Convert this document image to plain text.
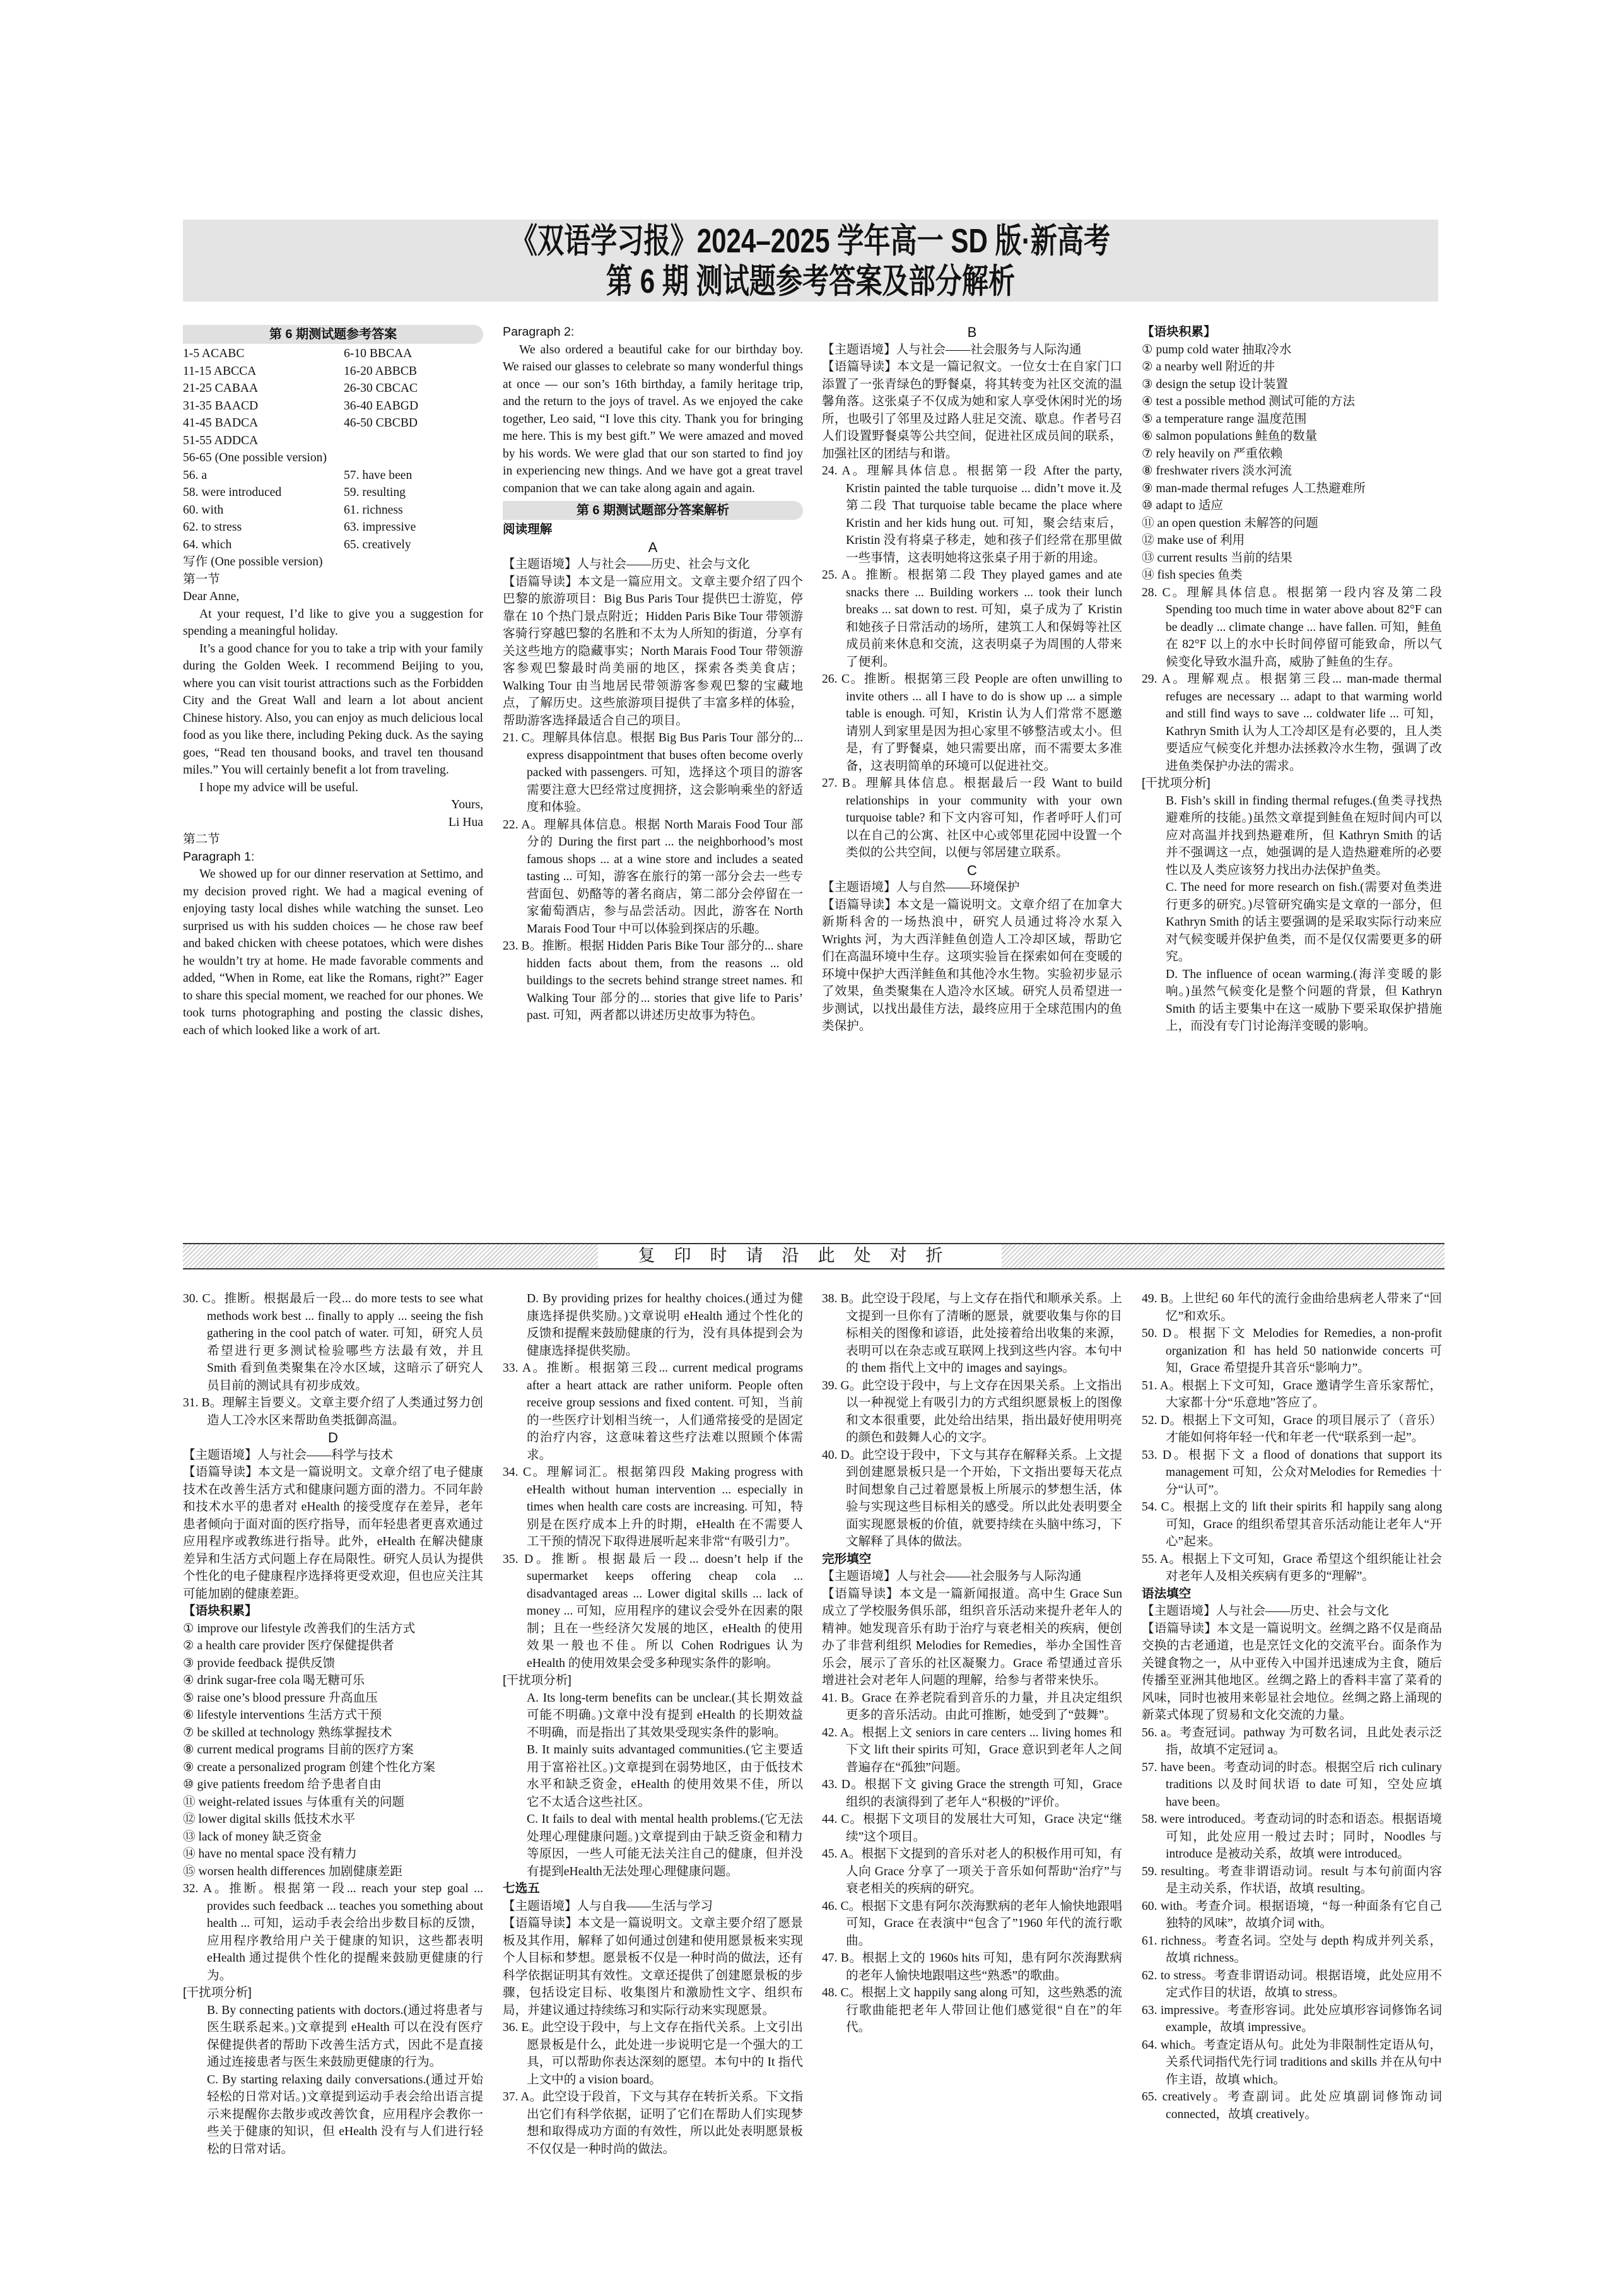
《双语学习报》2024–2025 学年高一 SD 版·新高考
第 6 期 测试题参考答案及部分解析
第 6 期测试题参考答案
1-5 ACABC	6-10 BBCAA
11-15 ABCCA	16-20 ABBCB
21-25 CABAA	26-30 CBCAC
31-35 BAACD	36-40 EABGD
41-45 BADCA	46-50 CBCBD
51-55 ADDCA

56-65 (One possible version)

56. a	57. have been
58. were introduced	59. resulting
60. with	61. richness
62. to stress	63. impressive
64. which	65. creatively

写作 (One possible version)

第一节

Dear Anne,

At your request, I’d like to give you a suggestion for spending a meaningful holiday.

It’s a good chance for you to take a trip with your family during the Golden Week. I recommend Beijing to you, where you can visit tourist attractions such as the Forbidden City and the Great Wall and learn a lot about ancient Chinese history. Also, you can enjoy as much delicious local food as you like there, including Peking duck. As the saying goes, “Read ten thousand books, and travel ten thousand miles.” You will certainly benefit a lot from traveling.

I hope my advice will be useful.

Yours,

Li Hua

第二节

Paragraph 1:

We showed up for our dinner reservation at Settimo, and my decision proved right. We had a magical evening of enjoying tasty local dishes while watching the sunset. Leo surprised us with his sudden choices — he chose raw beef and baked chicken with cheese potatoes, which were dishes he wouldn’t try at home. He made favorable comments and added, “When in Rome, eat like the Romans, right?” Eager to share this special moment, we reached for our phones. We took turns photographing and posting the classic dishes, each of which looked like a work of art.

Paragraph 2:

We also ordered a beautiful cake for our birthday boy. We raised our glasses to celebrate so many wonderful things at once — our son’s 16th birthday, a family heritage trip, and the return to the joys of travel. As we enjoyed the cake together, Leo said, “I love this city. Thank you for bringing me here. This is my best gift.” We were amazed and moved by his words. We were glad that our son started to find joy in experiencing new things. And we have got a great travel companion that we can take along again and again.

第 6 期测试题部分答案解析

阅读理解

A

【主题语境】人与社会——历史、社会与文化

【语篇导读】本文是一篇应用文。文章主要介绍了四个巴黎的旅游项目：Big Bus Paris Tour 提供巴士游览，停靠在 10 个热门景点附近；Hidden Paris Bike Tour 带领游客骑行穿越巴黎的名胜和不太为人所知的街道，分享有关这些地方的隐藏事实；North Marais Food Tour 带领游客参观巴黎最时尚美丽的地区，探索各类美食店；Walking Tour 由当地居民带领游客参观巴黎的宝藏地点，了解历史。这些旅游项目提供了丰富多样的体验，帮助游客选择最适合自己的项目。

21. C。理解具体信息。根据 Big Bus Paris Tour 部分的... express disappointment that buses often become overly packed with passengers. 可知，选择这个项目的游客需要注意大巴经常过度拥挤，这会影响乘坐的舒适度和体验。

22. A。理解具体信息。根据 North Marais Food Tour 部分的 During the first part ... the neighborhood’s most famous shops ... at a wine store and includes a seated tasting ... 可知，游客在旅行的第一部分会去一些专营面包、奶酪等的著名商店，第二部分会停留在一家葡萄酒店，参与品尝活动。因此，游客在 North Marais Food Tour 中可以体验到探店的乐趣。

23. B。推断。根据 Hidden Paris Bike Tour 部分的... share hidden facts about them, from the reasons ... old buildings to the secrets behind strange street names. 和 Walking Tour 部分的... stories that give life to Paris’ past. 可知，两者都以讲述历史故事为特色。

B

【主题语境】人与社会——社会服务与人际沟通

【语篇导读】本文是一篇记叙文。一位女士在自家门口添置了一张青绿色的野餐桌，将其转变为社区交流的温馨角落。这张桌子不仅成为她和家人享受休闲时光的场所，也吸引了邻里及过路人驻足交流、歇息。作者号召人们设置野餐桌等公共空间，促进社区成员间的联系，加强社区的团结与和谐。

24. A。理解具体信息。根据第一段 After the party, Kristin painted the table turquoise ... didn’t move it.及第二段 That turquoise table became the place where Kristin and her kids hung out. 可知，聚会结束后，Kristin 没有将桌子移走，她和孩子们经常在那里做一些事情，这表明她将这张桌子用于新的用途。

25. A。推断。根据第二段 They played games and ate snacks there ... Building workers ... took their lunch breaks ... sat down to rest. 可知，桌子成为了 Kristin 和她孩子日常活动的场所，建筑工人和保姆等社区成员前来休息和交流，这表明桌子为周围的人带来了便利。

26. C。推断。根据第三段 People are often unwilling to invite others ... all I have to do is show up ... a simple table is enough. 可知，Kristin 认为人们常常不愿邀请别人到家里是因为担心家里不够整洁或太小。但是，有了野餐桌，她只需要出席，而不需要太多准备，这表明简单的环境可以促进社交。

27. B。理解具体信息。根据最后一段 Want to build relationships in your community with your own turquoise table? 和下文内容可知，作者呼吁人们可以在自己的公寓、社区中心或邻里花园中设置一个类似的公共空间，以便与邻居建立联系。

C

【主题语境】人与自然——环境保护

【语篇导读】本文是一篇说明文。文章介绍了在加拿大新斯科舍的一场热浪中，研究人员通过将冷水泵入 Wrights 河，为大西洋鲑鱼创造人工冷却区域，帮助它们在高温环境中生存。这项实验旨在探索如何在变暖的环境中保护大西洋鲑鱼和其他冷水生物。实验初步显示了效果，鱼类聚集在人造冷水区域。研究人员希望进一步测试，以找出最佳方法，最终应用于全球范围内的鱼类保护。

【语块积累】

① pump cold water 抽取冷水

② a nearby well 附近的井

③ design the setup 设计装置

④ test a possible method 测试可能的方法

⑤ a temperature range 温度范围

⑥ salmon populations 鲑鱼的数量

⑦ rely heavily on 严重依赖

⑧ freshwater rivers 淡水河流

⑨ man-made thermal refuges 人工热避难所

⑩ adapt to 适应

⑪ an open question 未解答的问题

⑫ make use of 利用

⑬ current results 当前的结果

⑭ fish species 鱼类

28. C。理解具体信息。根据第一段内容及第二段 Spending too much time in water above about 82°F can be deadly ... climate change ... have fallen. 可知，鲑鱼在 82°F 以上的水中长时间停留可能致命，所以气候变化导致水温升高，威胁了鲑鱼的生存。

29. A。理解观点。根据第三段... man-made thermal refuges are necessary ... adapt to that warming world and still find ways to save ... coldwater life ... 可知，Kathryn Smith 认为人工冷却区是有必要的，且人类要适应气候变化并想办法拯救冷水生物，强调了改进鱼类保护办法的需求。

[干扰项分析]

B. Fish’s skill in finding thermal refuges.(鱼类寻找热避难所的技能。)虽然文章提到鲑鱼在短时间内可以应对高温并找到热避难所，但 Kathryn Smith 的话并不强调这一点，她强调的是人造热避难所的必要性以及人类应该努力找出办法保护鱼类。

C. The need for more research on fish.(需要对鱼类进行更多的研究。)尽管研究确实是文章的一部分，但 Kathryn Smith 的话主要强调的是采取实际行动来应对气候变暖并保护鱼类，而不是仅仅需要更多的研究。

D. The influence of ocean warming.(海洋变暖的影响。)虽然气候变化是整个问题的背景，但 Kathryn Smith 的话主要集中在这一威胁下要采取保护措施上，而没有专门讨论海洋变暖的影响。

复印时请沿此处对折

30. C。推断。根据最后一段... do more tests to see what methods work best ... finally to apply ... seeing the fish gathering in the cool patch of water. 可知，研究人员希望进行更多测试检验哪些方法最有效，并且 Smith 看到鱼类聚集在冷水区域，这暗示了研究人员目前的测试具有初步成效。

31. B。理解主旨要义。文章主要介绍了人类通过努力创造人工冷水区来帮助鱼类抵御高温。

D

【主题语境】人与社会——科学与技术

【语篇导读】本文是一篇说明文。文章介绍了电子健康技术在改善生活方式和健康问题方面的潜力。不同年龄和技术水平的患者对 eHealth 的接受度存在差异，老年患者倾向于面对面的医疗指导，而年轻患者更喜欢通过应用程序或教练进行指导。此外，eHealth 在解决健康差异和生活方式问题上存在局限性。研究人员认为提供个性化的电子健康程序选择将更受欢迎，但也应关注其可能加剧的健康差距。

【语块积累】

① improve our lifestyle 改善我们的生活方式

② a health care provider 医疗保健提供者

③ provide feedback 提供反馈

④ drink sugar-free cola 喝无糖可乐

⑤ raise one’s blood pressure 升高血压

⑥ lifestyle interventions 生活方式干预

⑦ be skilled at technology 熟练掌握技术

⑧ current medical programs 目前的医疗方案

⑨ create a personalized program 创建个性化方案

⑩ give patients freedom 给予患者自由

⑪ weight-related issues 与体重有关的问题

⑫ lower digital skills 低技术水平

⑬ lack of money 缺乏资金

⑭ have no mental space 没有精力

⑮ worsen health differences 加剧健康差距

32. A。推断。根据第一段... reach your step goal ... provides such feedback ... teaches you something about health ... 可知，运动手表会给出步数目标的反馈，应用程序教给用户关于健康的知识，这些都表明 eHealth 通过提供个性化的提醒来鼓励更健康的行为。

[干扰项分析]

B. By connecting patients with doctors.(通过将患者与医生联系起来。)文章提到 eHealth 可以在没有医疗保健提供者的帮助下改善生活方式，因此不是直接通过连接患者与医生来鼓励更健康的行为。

C. By starting relaxing daily conversations.(通过开始轻松的日常对话。)文章提到运动手表会给出语言提示来提醒你去散步或改善饮食，应用程序会教你一些关于健康的知识，但 eHealth 没有与人们进行轻松的日常对话。

D. By providing prizes for healthy choices.(通过为健康选择提供奖励。)文章说明 eHealth 通过个性化的反馈和提醒来鼓励健康的行为，没有具体提到会为健康选择提供奖励。

33. A。推断。根据第三段... current medical programs after a heart attack are rather uniform. People often receive group sessions and fixed content. 可知，当前的一些医疗计划相当统一，人们通常接受的是固定的治疗内容，这意味着这些疗法难以照顾个体需求。

34. C。理解词汇。根据第四段 Making progress with eHealth without human intervention ... especially in times when health care costs are increasing. 可知，特别是在医疗成本上升的时期，eHealth 在不需要人工干预的情况下取得进展听起来非常“有吸引力”。

35. D。推断。根据最后一段... doesn’t help if the supermarket keeps offering cheap cola ... disadvantaged areas ... Lower digital skills ... lack of money ... 可知，应用程序的建议会受外在因素的限制；且在一些经济欠发展的地区，eHealth 的使用效果一般也不佳。所以 Cohen Rodrigues 认为 eHealth 的使用效果会受多种现实条件的影响。

[干扰项分析]

A. Its long-term benefits can be unclear.(其长期效益可能不明确。)文章中没有提到 eHealth 的长期效益不明确，而是指出了其效果受现实条件的影响。

B. It mainly suits advantaged communities.(它主要适用于富裕社区。)文章提到在弱势地区，由于低技术水平和缺乏资金，eHealth 的使用效果不佳，所以它不太适合这些社区。

C. It fails to deal with mental health problems.(它无法处理心理健康问题。)文章提到由于缺乏资金和精力等原因，一些人可能无法关注自己的健康，但并没有提到eHealth无法处理心理健康问题。

七选五

【主题语境】人与自我——生活与学习

【语篇导读】本文是一篇说明文。文章主要介绍了愿景板及其作用，解释了如何通过创建和使用愿景板来实现个人目标和梦想。愿景板不仅是一种时尚的做法，还有科学依据证明其有效性。文章还提供了创建愿景板的步骤，包括设定目标、收集图片和激励性文字、组织布局，并建议通过持续练习和实际行动来实现愿景。

36. E。此空设于段中，与上文存在指代关系。上文引出愿景板是什么，此处进一步说明它是一个强大的工具，可以帮助你表达深刻的愿望。本句中的 It 指代上文中的 a vision board。

37. A。此空设于段首，下文与其存在转折关系。下文指出它们有科学依据，证明了它们在帮助人们实现梦想和取得成功方面的有效性，所以此处表明愿景板不仅仅是一种时尚的做法。

38. B。此空设于段尾，与上文存在指代和顺承关系。上文提到一旦你有了清晰的愿景，就要收集与你的目标相关的图像和谚语，此处接着给出收集的来源，表明可以在杂志或互联网上找到这些内容。本句中的 them 指代上文中的 images and sayings。

39. G。此空设于段中，与上文存在因果关系。上文指出以一种视觉上有吸引力的方式组织愿景板上的图像和文本很重要，此处给出结果，指出最好使用明亮的颜色和鼓舞人心的文字。

40. D。此空设于段中，下文与其存在解释关系。上文提到创建愿景板只是一个开始，下文指出要每天花点时间想象自己过着愿景板上所展示的梦想生活，体验与实现这些目标相关的感受。所以此处表明要全面实现愿景板的价值，就要持续在头脑中练习，下文解释了具体的做法。

完形填空

【主题语境】人与社会——社会服务与人际沟通

【语篇导读】本文是一篇新闻报道。高中生 Grace Sun 成立了学校服务俱乐部，组织音乐活动来提升老年人的精神。她发现音乐有助于治疗与衰老相关的疾病，便创办了非营利组织 Melodies for Remedies，举办全国性音乐会，展示了音乐的社区凝聚力。Grace 希望通过音乐增进社会对老年人问题的理解，给参与者带来快乐。

41. B。Grace 在养老院看到音乐的力量，并且决定组织更多的音乐活动。由此可推断，她受到了“鼓舞”。

42. A。根据上文 seniors in care centers ... living homes 和下文 lift their spirits 可知，Grace 意识到老年人之间普遍存在“孤独”问题。

43. D。根据下文 giving Grace the strength 可知，Grace 组织的表演得到了老年人“积极的”评价。

44. C。根据下文项目的发展壮大可知，Grace 决定“继续”这个项目。

45. A。根据下文提到的音乐对老人的积极作用可知，有人向 Grace 分享了一项关于音乐如何帮助“治疗”与衰老相关的疾病的研究。

46. C。根据下文患有阿尔茨海默病的老年人愉快地跟唱可知，Grace 在表演中“包含了”1960 年代的流行歌曲。

47. B。根据上文的 1960s hits 可知，患有阿尔茨海默病的老年人愉快地跟唱这些“熟悉”的歌曲。

48. C。根据上文 happily sang along 可知，这些熟悉的流行歌曲能把老年人带回让他们感觉很“自在”的年代。

49. B。上世纪 60 年代的流行金曲给患病老人带来了“回忆”和欢乐。

50. D。根据下文 Melodies for Remedies, a non-profit organization 和 has held 50 nationwide concerts 可知，Grace 希望提升其音乐“影响力”。

51. A。根据上下文可知，Grace 邀请学生音乐家帮忙，大家都十分“乐意地”答应了。

52. D。根据上下文可知，Grace 的项目展示了（音乐）才能如何将年轻一代和年老一代“联系到一起”。

53. D。根据下文 a flood of donations that support its management 可知，公众对Melodies for Remedies 十分“认可”。

54. C。根据上文的 lift their spirits 和 happily sang along 可知，Grace 的组织希望其音乐活动能让老年人“开心”起来。

55. A。根据上下文可知，Grace 希望这个组织能让社会对老年人及相关疾病有更多的“理解”。

语法填空

【主题语境】人与社会——历史、社会与文化

【语篇导读】本文是一篇说明文。丝绸之路不仅是商品交换的古老通道，也是烹饪文化的交流平台。面条作为关键食物之一，从中亚传入中国并迅速成为主食，随后传播至亚洲其他地区。丝绸之路上的香料丰富了菜肴的风味，同时也被用来彰显社会地位。丝绸之路上涌现的新菜式体现了贸易和文化交流的力量。

56. a。考查冠词。pathway 为可数名词，且此处表示泛指，故填不定冠词 a。

57. have been。考查动词的时态。根据空后 rich culinary traditions 以及时间状语 to date 可知，空处应填 have been。

58. were introduced。考查动词的时态和语态。根据语境可知，此处应用一般过去时；同时，Noodles 与 introduce 是被动关系，故填 were introduced。

59. resulting。考查非谓语动词。result 与本句前面内容是主动关系，作状语，故填 resulting。

60. with。考查介词。根据语境，“每一种面条有它自己独特的风味”，故填介词 with。

61. richness。考查名词。空处与 depth 构成并列关系，故填 richness。

62. to stress。考查非谓语动词。根据语境，此处应用不定式作目的状语，故填 to stress。

63. impressive。考查形容词。此处应填形容词修饰名词 example，故填 impressive。

64. which。考查定语从句。此处为非限制性定语从句，关系代词指代先行词 traditions and skills 并在从句中作主语，故填 which。

65. creatively。考查副词。此处应填副词修饰动词 connected，故填 creatively。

▶ _Aim of the exercise_:
Where in the records does the string "richness" appear? Copy every line that has it.

▶ _Response for this exercise_:
60. with	61. richness
61. richness。考查名词。空处与 depth 构成并列关系，故填 richness。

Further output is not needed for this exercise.